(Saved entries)
╔══

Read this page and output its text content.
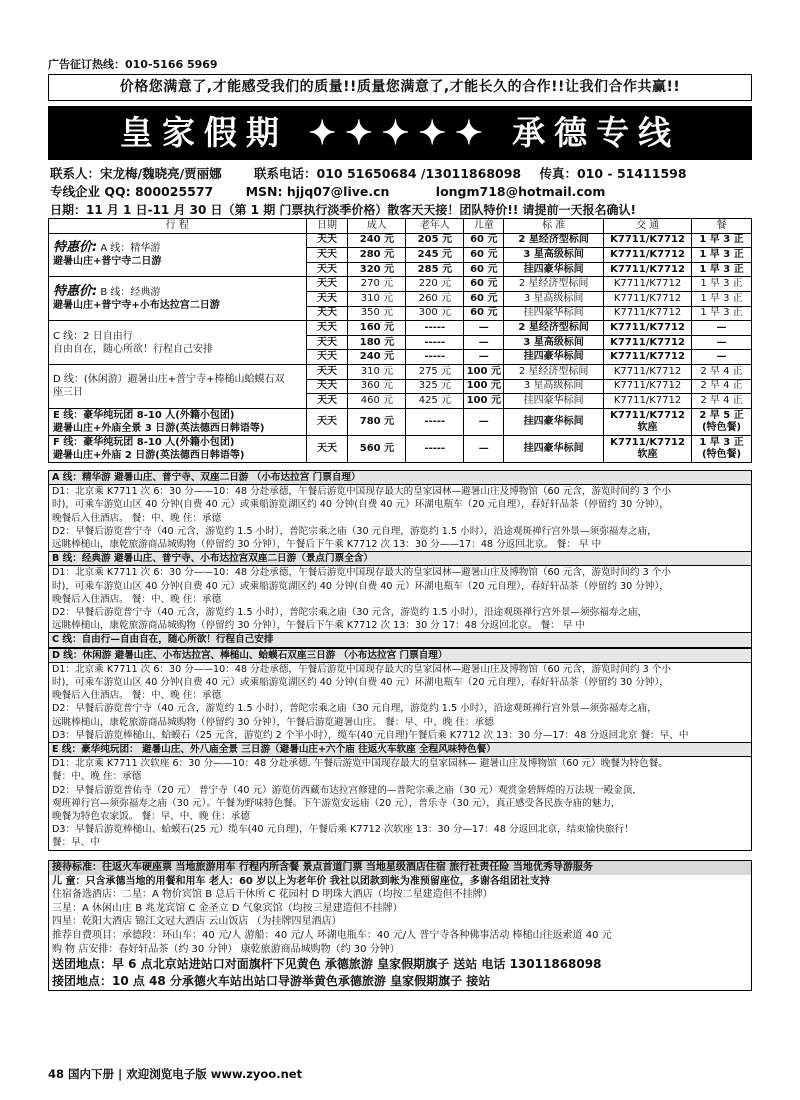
广告征订热线：010-5166 5969
价格您满意了,才能感受我们的质量!!质量您满意了,才能长久的合作!!让我们合作共赢!!
皇家假期 ✦✦✦✦✦ 承德专线
联系人：宋龙梅/魏晓亮/贾丽娜	联系电话：010 51650684 /13011868098 传真：010 - 51411598
专线企业 QQ: 800025577	MSN: hjjq07@live.cn	longm718@hotmail.com
日期：11 月 1 日-11 月 30 日（第 1 期 门票执行淡季价格）散客天天接！团队特价!! 请提前一天报名确认!
行 程	日期	成人	老年人	儿童	标 准	交 通	餐
特惠价: A 线：精华游
避暑山庄+普宁寺二日游	天天	240 元	205 元	60 元	2 星经济型标间	K7711/K7712	1 早 3 正
	天天	280 元	245 元	60 元	3 星高级标间	K7711/K7712	1 早 3 正
	天天	320 元	285 元	60 元	挂四豪华标间	K7711/K7712	1 早 3 正
特惠价: B 线：经典游
避暑山庄+普宁寺+小布达拉宫二日游	天天	270 元	220 元	60 元	2 星经济型标间	K7711/K7712	1 早 3 正
	天天	310 元	260 元	60 元	3 星高级标间	K7711/K7712	1 早 3 正
	天天	350 元	300 元	60 元	挂四豪华标间	K7711/K7712	1 早 3 正
C 线：2 日自由行
自由自在，随心所欲！行程自己安排	天天	160 元	-----	—	2 星经济型标间	K7711/K7712	—
	天天	180 元	-----	—	3 星高级标间	K7711/K7712	—
	天天	240 元	-----	—	挂四豪华标间	K7711/K7712	—
D 线：(休闲游）避暑山庄+普宁寺+棒槌山蛤蟆石双
座三日	天天	310 元	275 元	100 元	2 星经济型标间	K7711/K7712	2 早 4 正
	天天	360 元	325 元	100 元	3 星高级标间	K7711/K7712	2 早 4 正
	天天	460 元	425 元	100 元	挂四豪华标间	K7711/K7712	2 早 4 正
E 线：豪华纯玩团 8-10 人(外籍小包团)
避暑山庄+外庙全景 3 日游(英法德西日韩语等)	天天	780 元	-----	—	挂四豪华标间	K7711/K7712 软座	2 早 5 正 (特色餐)
F 线：豪华纯玩团 8-10 人(外籍小包团)
避暑山庄+外庙 2 日游(英法德西日韩语等)	天天	560 元	-----	—	挂四豪华标间	K7711/K7712 软座	1 早 3 正 (特色餐)
A 线：精华游 避暑山庄、普宁寺、双座二日游 （小布达拉宫 门票自理）
D1：北京乘 K7711 次 6：30 分——10：48 分赴承德，午餐后游览中国现存最大的皇家园林—避暑山庄及博物馆（60 元含，游览时间约 3 个小
时)，可乘车游览山区 40 分钟(自费 40 元）或乘船游览湖区约 40 分钟(自费 40 元）环湖电瓶车（20 元自理），春好轩品茶（停留约 30 分钟），
晚餐后入住酒店。 餐：中、晚 住：承德
D2：早餐后游览普宁寺（40 元含，游览约 1.5 小时），普陀宗乘之庙（30 元自理，游览约 1.5 小时），沿途观斑禅行宫外景—须弥福寿之庙，
远眺棒槌山，康乾旅游商品城购物（停留约 30 分钟），午餐后下午乘 K7712 次 13：30 分——17：48 分返回北京。 餐： 早 中
B 线：经典游 避暑山庄、普宁寺、小布达拉宫双座二日游（景点门票全含）
D1：北京乘 K7711 次 6：30 分——10：48 分赴承德，午餐后游览中国现存最大的皇家园林—避暑山庄及博物馆（60 元含，游览时间约 3 个小
时)，可乘车游览山区 40 分钟(自费 40 元）或乘船游览湖区约 40 分钟(自费 40 元）环湖电瓶车（20 元自理），春好轩品茶（停留约 30 分钟），
晚餐后入住酒店。 餐：中、晚 住：承德
D2：早餐后游览普宁寺（40 元含，游览约 1.5 小时），普陀宗乘之庙（30 元含，游览约 1.5 小时），沿途观斑禅行宫外景—须弥福寿之庙，
远眺棒槌山，康乾旅游商品城购物（停留约 30 分钟），午餐后下午乘 K7712 次 13：30 分 17：48 分返回北京。 餐： 早 中
C 线：自由行—自由自在，随心所欲！行程自己安排
D 线：休闲游 避暑山庄、小布达拉宫、棒槌山、蛤蟆石双座三日游 （小布达拉宫 门票自理）
D1：北京乘 K7711 次 6：30 分——10：48 分赴承德，午餐后游览中国现存最大的皇家园林—避暑山庄及博物馆（60 元含，游览时间约 3 个小
时)，可乘车游览山区 40 分钟(自费 40 元）或乘船游览湖区约 40 分钟(自费 40 元）环湖电瓶车（20 元自理），春好轩品茶（停留约 30 分钟），
晚餐后入住酒店。 餐：中、晚 住：承德
D2：早餐后游览普宁寺（40 元含，游览约 1.5 小时），普陀宗乘之庙（30 元自理，游览约 1.5 小时），沿途观斑禅行宫外景—须弥福寿之庙，
远眺棒槌山，康乾旅游商品城购物（停留约 30 分钟），午餐后游览避暑山庄。 餐：早、中、晚 住：承德
D3：早餐后游览棒槌山、蛤蟆石（25 元含，游览约 2 个半小时），缆车(40 元自理)午餐后乘 K7712 次 13：30 分—17：48 分返回北京 餐：早、中
E 线：豪华纯玩团： 避暑山庄、外八庙全景 三日游（避暑山庄+六个庙 往返火车软座 全程风味特色餐）
D1：北京乘 K7711 次软座 6：30 分——10：48 分赴承德. 午餐后游览中国现存最大的皇家园林— 避暑山庄及博物馆（60 元）晚餐为特色餐。
餐：中、晚 住：承德
D2：早餐后游览普佑寺（20 元） 普宁寺（40 元）游览仿西藏布达拉宫修建的—普陀宗乘之庙（30 元）观赏金碧辉煌的万法规一殿金顶，
观班禅行宫—须弥福寿之庙（30 元）。午餐为野味特色餐。下午游览安远庙（20 元），普乐寺（30 元），真正感受各民族寺庙的魅力，
晚餐为特色农家饭。 餐：早、中、晚 住：承德
D3：早餐后游览棒槌山、蛤蟆石(25 元）缆车(40 元自理)，午餐后乘 K7712 次软座 13：30 分—17：48 分返回北京，结束愉快旅行！
餐：早、中
接待标准：往返火车硬座票 当地旅游用车 行程内所含餐 景点首道门票 当地星级酒店住宿 旅行社责任险 当地优秀导游服务
儿 童：只含承德当地的用餐和用车 老人：60 岁以上为老年价 我社以团款到帐为准预留座位，多谢各组团社支持
住宿备选酒店：二星：A 物价宾馆 B 总后干休所 C 花园村 D 明珠大酒店（均按二星建造但不挂牌）
三星：A 休闲山庄 B 兆龙宾馆 C 金圣立 D 气象宾馆（均按三星建造但不挂牌）
四星：乾阳大酒店 锦江文冠大酒店 云山饭店 （为挂牌四星酒店）
推荐自费项目：承德段：环山车：40 元/人 游船：40 元/人 环湖电瓶车：40 元/人 普宁寺各种佛事活动 棒槌山往返索道 40 元
购 物 店安排：春好轩品茶（约 30 分钟） 康乾旅游商品城购物（约 30 分钟）
送团地点：早 6 点北京站进站口对面旗杆下见黄色 承德旅游 皇家假期旗子 送站 电话 13011868098
接团地点：10 点 48 分承德火车站出站口导游举黄色承德旅游 皇家假期旗子 接站
48 国内下册 | 欢迎浏览电子版 www.zyoo.net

╚══

### Task goal
Each entry should be repeated exactly as it appears; the pictures stay out.

### Expected answer
Read this page and output its text content.
广告征订热线：010-5166 5969
价格您满意了,才能感受我们的质量!!质量您满意了,才能长久的合作!!让我们合作共赢!!
皇家假期 ✦✦✦✦✦ 承德专线
联系人：宋龙梅/魏晓亮/贾丽娜	联系电话：010 51650684 /13011868098 传真：010 - 51411598
专线企业 QQ: 800025577	MSN: hjjq07@live.cn	longm718@hotmail.com
日期：11 月 1 日-11 月 30 日（第 1 期 门票执行淡季价格）散客天天接！团队特价!! 请提前一天报名确认!
行 程	日期	成人	老年人	儿童	标 准	交 通	餐
特惠价: A 线：精华游
避暑山庄+普宁寺二日游	天天	240 元	205 元	60 元	2 星经济型标间	K7711/K7712	1 早 3 正
	天天	280 元	245 元	60 元	3 星高级标间	K7711/K7712	1 早 3 正
	天天	320 元	285 元	60 元	挂四豪华标间	K7711/K7712	1 早 3 正
特惠价: B 线：经典游
避暑山庄+普宁寺+小布达拉宫二日游	天天	270 元	220 元	60 元	2 星经济型标间	K7711/K7712	1 早 3 正
	天天	310 元	260 元	60 元	3 星高级标间	K7711/K7712	1 早 3 正
	天天	350 元	300 元	60 元	挂四豪华标间	K7711/K7712	1 早 3 正
C 线：2 日自由行
自由自在，随心所欲！行程自己安排	天天	160 元	-----	—	2 星经济型标间	K7711/K7712	—
	天天	180 元	-----	—	3 星高级标间	K7711/K7712	—
	天天	240 元	-----	—	挂四豪华标间	K7711/K7712	—
D 线：(休闲游）避暑山庄+普宁寺+棒槌山蛤蟆石双
座三日	天天	310 元	275 元	100 元	2 星经济型标间	K7711/K7712	2 早 4 正
	天天	360 元	325 元	100 元	3 星高级标间	K7711/K7712	2 早 4 正
	天天	460 元	425 元	100 元	挂四豪华标间	K7711/K7712	2 早 4 正
E 线：豪华纯玩团 8-10 人(外籍小包团)
避暑山庄+外庙全景 3 日游(英法德西日韩语等)	天天	780 元	-----	—	挂四豪华标间	K7711/K7712 软座	2 早 5 正 (特色餐)
F 线：豪华纯玩团 8-10 人(外籍小包团)
避暑山庄+外庙 2 日游(英法德西日韩语等)	天天	560 元	-----	—	挂四豪华标间	K7711/K7712 软座	1 早 3 正 (特色餐)
A 线：精华游 避暑山庄、普宁寺、双座二日游 （小布达拉宫 门票自理）
D1：北京乘 K7711 次 6：30 分——10：48 分赴承德，午餐后游览中国现存最大的皇家园林—避暑山庄及博物馆（60 元含，游览时间约 3 个小
时)，可乘车游览山区 40 分钟(自费 40 元）或乘船游览湖区约 40 分钟(自费 40 元）环湖电瓶车（20 元自理），春好轩品茶（停留约 30 分钟），
晚餐后入住酒店。 餐：中、晚 住：承德
D2：早餐后游览普宁寺（40 元含，游览约 1.5 小时），普陀宗乘之庙（30 元自理，游览约 1.5 小时），沿途观斑禅行宫外景—须弥福寿之庙，
远眺棒槌山，康乾旅游商品城购物（停留约 30 分钟），午餐后下午乘 K7712 次 13：30 分——17：48 分返回北京。 餐： 早 中
B 线：经典游 避暑山庄、普宁寺、小布达拉宫双座二日游（景点门票全含）
D1：北京乘 K7711 次 6：30 分——10：48 分赴承德，午餐后游览中国现存最大的皇家园林—避暑山庄及博物馆（60 元含，游览时间约 3 个小
时)，可乘车游览山区 40 分钟(自费 40 元）或乘船游览湖区约 40 分钟(自费 40 元）环湖电瓶车（20 元自理），春好轩品茶（停留约 30 分钟），
晚餐后入住酒店。 餐：中、晚 住：承德
D2：早餐后游览普宁寺（40 元含，游览约 1.5 小时），普陀宗乘之庙（30 元含，游览约 1.5 小时），沿途观斑禅行宫外景—须弥福寿之庙，
远眺棒槌山，康乾旅游商品城购物（停留约 30 分钟），午餐后下午乘 K7712 次 13：30 分 17：48 分返回北京。 餐： 早 中
C 线：自由行—自由自在，随心所欲！行程自己安排
D 线：休闲游 避暑山庄、小布达拉宫、棒槌山、蛤蟆石双座三日游 （小布达拉宫 门票自理）
D1：北京乘 K7711 次 6：30 分——10：48 分赴承德，午餐后游览中国现存最大的皇家园林—避暑山庄及博物馆（60 元含，游览时间约 3 个小
时)，可乘车游览山区 40 分钟(自费 40 元）或乘船游览湖区约 40 分钟(自费 40 元）环湖电瓶车（20 元自理），春好轩品茶（停留约 30 分钟），
晚餐后入住酒店。 餐：中、晚 住：承德
D2：早餐后游览普宁寺（40 元含，游览约 1.5 小时），普陀宗乘之庙（30 元自理，游览约 1.5 小时），沿途观斑禅行宫外景—须弥福寿之庙，
远眺棒槌山，康乾旅游商品城购物（停留约 30 分钟），午餐后游览避暑山庄。 餐：早、中、晚 住：承德
D3：早餐后游览棒槌山、蛤蟆石（25 元含，游览约 2 个半小时），缆车(40 元自理)午餐后乘 K7712 次 13：30 分—17：48 分返回北京 餐：早、中
E 线：豪华纯玩团： 避暑山庄、外八庙全景 三日游（避暑山庄+六个庙 往返火车软座 全程风味特色餐）
D1：北京乘 K7711 次软座 6：30 分——10：48 分赴承德. 午餐后游览中国现存最大的皇家园林— 避暑山庄及博物馆（60 元）晚餐为特色餐。
餐：中、晚 住：承德
D2：早餐后游览普佑寺（20 元） 普宁寺（40 元）游览仿西藏布达拉宫修建的—普陀宗乘之庙（30 元）观赏金碧辉煌的万法规一殿金顶，
观班禅行宫—须弥福寿之庙（30 元）。午餐为野味特色餐。下午游览安远庙（20 元），普乐寺（30 元），真正感受各民族寺庙的魅力，
晚餐为特色农家饭。 餐：早、中、晚 住：承德
D3：早餐后游览棒槌山、蛤蟆石(25 元）缆车(40 元自理)，午餐后乘 K7712 次软座 13：30 分—17：48 分返回北京，结束愉快旅行！
餐：早、中
接待标准：往返火车硬座票 当地旅游用车 行程内所含餐 景点首道门票 当地星级酒店住宿 旅行社责任险 当地优秀导游服务
儿 童：只含承德当地的用餐和用车 老人：60 岁以上为老年价 我社以团款到帐为准预留座位，多谢各组团社支持
住宿备选酒店：二星：A 物价宾馆 B 总后干休所 C 花园村 D 明珠大酒店（均按二星建造但不挂牌）
三星：A 休闲山庄 B 兆龙宾馆 C 金圣立 D 气象宾馆（均按三星建造但不挂牌）
四星：乾阳大酒店 锦江文冠大酒店 云山饭店 （为挂牌四星酒店）
推荐自费项目：承德段：环山车：40 元/人 游船：40 元/人 环湖电瓶车：40 元/人 普宁寺各种佛事活动 棒槌山往返索道 40 元
购 物 店安排：春好轩品茶（约 30 分钟） 康乾旅游商品城购物（约 30 分钟）
送团地点：早 6 点北京站进站口对面旗杆下见黄色 承德旅游 皇家假期旗子 送站 电话 13011868098
接团地点：10 点 48 分承德火车站出站口导游举黄色承德旅游 皇家假期旗子 接站
48 国内下册 | 欢迎浏览电子版 www.zyoo.net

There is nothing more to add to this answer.